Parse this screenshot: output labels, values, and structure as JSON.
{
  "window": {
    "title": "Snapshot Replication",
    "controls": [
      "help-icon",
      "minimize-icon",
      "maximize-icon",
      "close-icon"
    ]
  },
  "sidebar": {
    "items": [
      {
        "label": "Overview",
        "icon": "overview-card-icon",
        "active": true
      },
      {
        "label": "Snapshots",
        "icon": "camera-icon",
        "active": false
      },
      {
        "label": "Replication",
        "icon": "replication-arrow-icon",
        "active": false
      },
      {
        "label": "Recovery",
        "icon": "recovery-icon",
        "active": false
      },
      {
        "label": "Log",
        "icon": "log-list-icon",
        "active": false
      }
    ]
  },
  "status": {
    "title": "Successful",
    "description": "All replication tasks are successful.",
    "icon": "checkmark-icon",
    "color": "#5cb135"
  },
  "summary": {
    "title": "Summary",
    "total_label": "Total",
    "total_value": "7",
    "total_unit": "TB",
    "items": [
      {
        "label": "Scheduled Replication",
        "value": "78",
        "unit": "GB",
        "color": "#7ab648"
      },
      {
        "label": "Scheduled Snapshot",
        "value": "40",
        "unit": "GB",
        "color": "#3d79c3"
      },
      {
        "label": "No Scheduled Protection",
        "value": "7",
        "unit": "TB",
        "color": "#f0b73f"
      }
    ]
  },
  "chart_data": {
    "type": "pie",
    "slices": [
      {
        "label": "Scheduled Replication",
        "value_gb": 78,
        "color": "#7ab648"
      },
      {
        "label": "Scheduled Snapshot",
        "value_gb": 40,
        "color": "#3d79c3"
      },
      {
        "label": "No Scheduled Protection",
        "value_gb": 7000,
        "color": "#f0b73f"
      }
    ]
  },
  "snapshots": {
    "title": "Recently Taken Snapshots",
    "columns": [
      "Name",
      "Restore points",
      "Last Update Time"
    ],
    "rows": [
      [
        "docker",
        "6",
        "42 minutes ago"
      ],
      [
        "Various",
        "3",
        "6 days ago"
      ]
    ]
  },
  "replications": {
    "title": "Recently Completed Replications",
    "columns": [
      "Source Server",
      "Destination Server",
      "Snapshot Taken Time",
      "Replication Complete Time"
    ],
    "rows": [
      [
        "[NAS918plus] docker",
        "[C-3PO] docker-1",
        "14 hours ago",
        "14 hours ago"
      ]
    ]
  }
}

Task details:
Every line of the data above should be reproduced word for word.

Written response:
Parse this screenshot: output labels, values, and structure as JSON.
{
  "window": {
    "title": "Snapshot Replication",
    "controls": [
      "help-icon",
      "minimize-icon",
      "maximize-icon",
      "close-icon"
    ]
  },
  "sidebar": {
    "items": [
      {
        "label": "Overview",
        "icon": "overview-card-icon",
        "active": true
      },
      {
        "label": "Snapshots",
        "icon": "camera-icon",
        "active": false
      },
      {
        "label": "Replication",
        "icon": "replication-arrow-icon",
        "active": false
      },
      {
        "label": "Recovery",
        "icon": "recovery-icon",
        "active": false
      },
      {
        "label": "Log",
        "icon": "log-list-icon",
        "active": false
      }
    ]
  },
  "status": {
    "title": "Successful",
    "description": "All replication tasks are successful.",
    "icon": "checkmark-icon",
    "color": "#5cb135"
  },
  "summary": {
    "title": "Summary",
    "total_label": "Total",
    "total_value": "7",
    "total_unit": "TB",
    "items": [
      {
        "label": "Scheduled Replication",
        "value": "78",
        "unit": "GB",
        "color": "#7ab648"
      },
      {
        "label": "Scheduled Snapshot",
        "value": "40",
        "unit": "GB",
        "color": "#3d79c3"
      },
      {
        "label": "No Scheduled Protection",
        "value": "7",
        "unit": "TB",
        "color": "#f0b73f"
      }
    ]
  },
  "chart_data": {
    "type": "pie",
    "slices": [
      {
        "label": "Scheduled Replication",
        "value_gb": 78,
        "color": "#7ab648"
      },
      {
        "label": "Scheduled Snapshot",
        "value_gb": 40,
        "color": "#3d79c3"
      },
      {
        "label": "No Scheduled Protection",
        "value_gb": 7000,
        "color": "#f0b73f"
      }
    ]
  },
  "snapshots": {
    "title": "Recently Taken Snapshots",
    "columns": [
      "Name",
      "Restore points",
      "Last Update Time"
    ],
    "rows": [
      [
        "docker",
        "6",
        "42 minutes ago"
      ],
      [
        "Various",
        "3",
        "6 days ago"
      ]
    ]
  },
  "replications": {
    "title": "Recently Completed Replications",
    "columns": [
      "Source Server",
      "Destination Server",
      "Snapshot Taken Time",
      "Replication Complete Time"
    ],
    "rows": [
      [
        "[NAS918plus] docker",
        "[C-3PO] docker-1",
        "14 hours ago",
        "14 hours ago"
      ]
    ]
  }
}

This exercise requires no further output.